__Your task__
Scan the data for lines with "this" and report the count by itself.

┌─ Exercise material

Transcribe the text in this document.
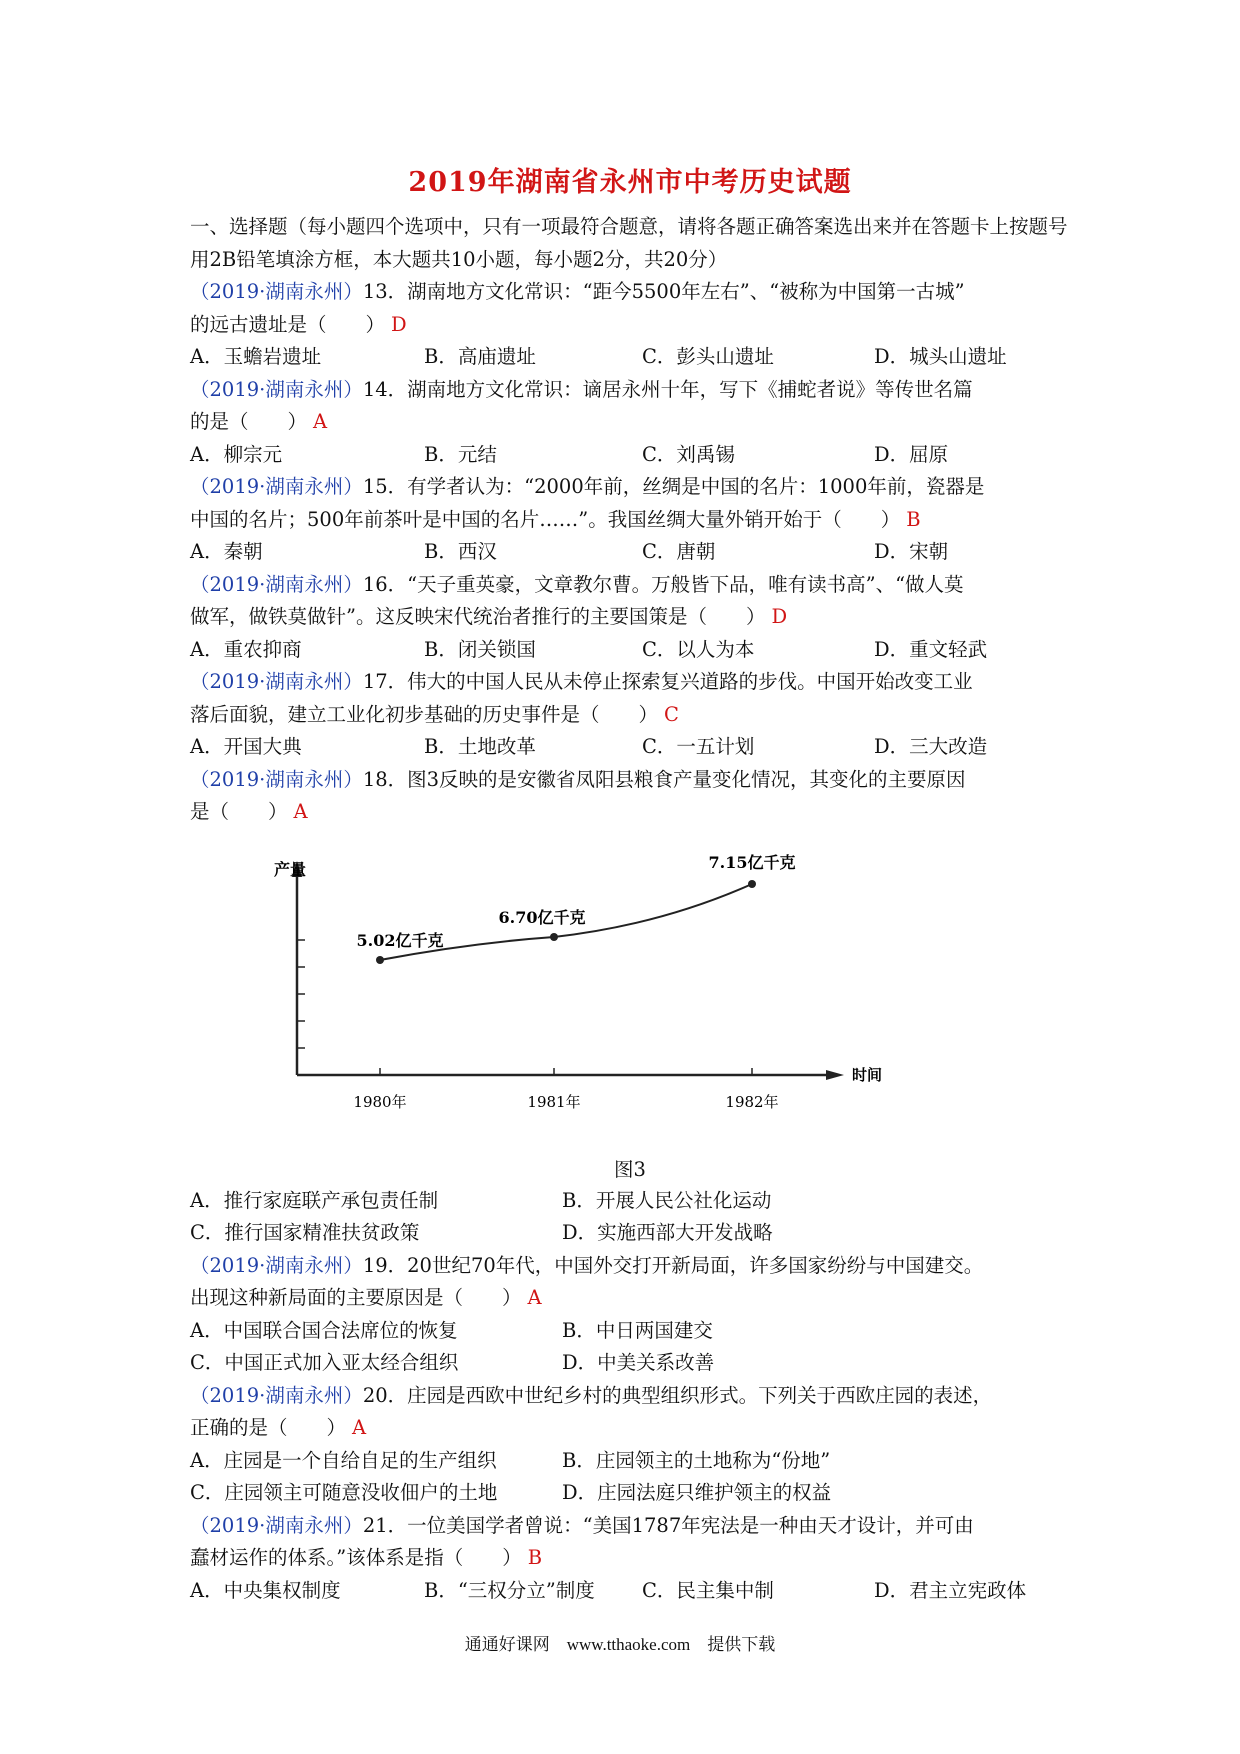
2019年湖南省永州市中考历史试题
一、选择题（每小题四个选项中，只有一项最符合题意，请将各题正确答案选出来并在答题卡上按题号用2B铅笔填涂方框，本大题共10小题，每小题2分，共20分）
（2019·湖南永州）13．湖南地方文化常识：“距今5500年左右”、“被称为中国第一古城”
的远古遗址是（　　） D
A．玉蟾岩遗址	B．高庙遗址	C．彭头山遗址	D．城头山遗址
（2019·湖南永州）14．湖南地方文化常识：谪居永州十年，写下《捕蛇者说》等传世名篇
的是（　　） A
A．柳宗元	B．元结	C．刘禹锡	D．屈原
（2019·湖南永州）15．有学者认为：“2000年前，丝绸是中国的名片：1000年前，瓷器是
中国的名片；500年前茶叶是中国的名片……”。我国丝绸大量外销开始于（　　） B
A．秦朝	B．西汉	C．唐朝	D．宋朝
（2019·湖南永州）16．“天子重英豪，文章教尔曹。万般皆下品，唯有读书高”、“做人莫
做军，做铁莫做针”。这反映宋代统治者推行的主要国策是（　　） D
A．重农抑商	B．闭关锁国	C．以人为本	D．重文轻武
（2019·湖南永州）17．伟大的中国人民从未停止探索复兴道路的步伐。中国开始改变工业
落后面貌，建立工业化初步基础的历史事件是（　　） C
A．开国大典	B．土地改革	C．一五计划	D．三大改造
（2019·湖南永州）18．图3反映的是安徽省凤阳县粮食产量变化情况，其变化的主要原因
是（　　） A
产量
时间
5.02亿千克
1980年
6.70亿千克
1981年
7.15亿千克
1982年
图3
A．推行家庭联产承包责任制	B．开展人民公社化运动
C．推行国家精准扶贫政策	D．实施西部大开发战略
（2019·湖南永州）19．20世纪70年代，中国外交打开新局面，许多国家纷纷与中国建交。
出现这种新局面的主要原因是（　　） A
A．中国联合国合法席位的恢复	B．中日两国建交
C．中国正式加入亚太经合组织	D．中美关系改善
（2019·湖南永州）20．庄园是西欧中世纪乡村的典型组织形式。下列关于西欧庄园的表述，
正确的是（　　） A
A．庄园是一个自给自足的生产组织	B．庄园领主的土地称为“份地”
C．庄园领主可随意没收佃户的土地	D．庄园法庭只维护领主的权益
（2019·湖南永州）21．一位美国学者曾说：“美国1787年宪法是一种由天才设计，并可由
蠢材运作的体系。”该体系是指（　　） B
A．中央集权制度	B．“三权分立”制度	C．民主集中制	D．君主立宪政体
通通好课网　www.tthaoke.com　提供下载
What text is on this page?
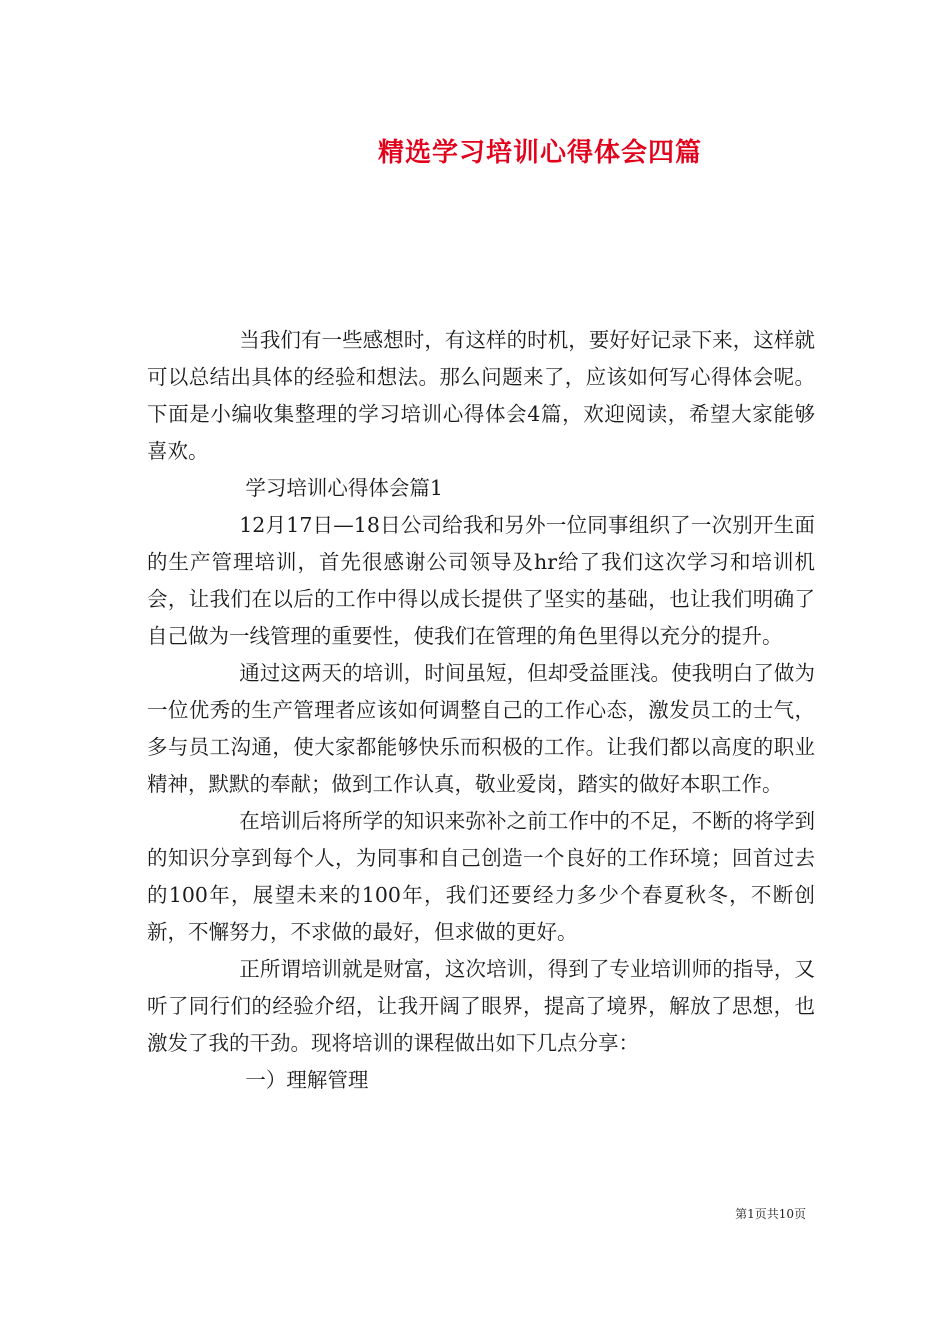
精选学习培训心得体会四篇

当我们有一些感想时，有这样的时机，要好好记录下来，这样就可以总结出具体的经验和想法。那么问题来了，应该如何写心得体会呢。下面是小编收集整理的学习培训心得体会4篇，欢迎阅读，希望大家能够喜欢。

学习培训心得体会篇1

12月17日—18日公司给我和另外一位同事组织了一次别开生面的生产管理培训，首先很感谢公司领导及hr给了我们这次学习和培训机会，让我们在以后的工作中得以成长提供了坚实的基础，也让我们明确了自己做为一线管理的重要性，使我们在管理的角色里得以充分的提升。

通过这两天的培训，时间虽短，但却受益匪浅。使我明白了做为一位优秀的生产管理者应该如何调整自己的工作心态，激发员工的士气，多与员工沟通，使大家都能够快乐而积极的工作。让我们都以高度的职业精神，默默的奉献；做到工作认真，敬业爱岗，踏实的做好本职工作。

在培训后将所学的知识来弥补之前工作中的不足，不断的将学到的知识分享到每个人，为同事和自己创造一个良好的工作环境；回首过去的100年，展望未来的100年，我们还要经力多少个春夏秋冬，不断创新，不懈努力，不求做的最好，但求做的更好。

正所谓培训就是财富，这次培训，得到了专业培训师的指导，又听了同行们的经验介绍，让我开阔了眼界，提高了境界，解放了思想，也激发了我的干劲。现将培训的课程做出如下几点分享：

一）理解管理

第1页共10页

└─

__Complete output__
2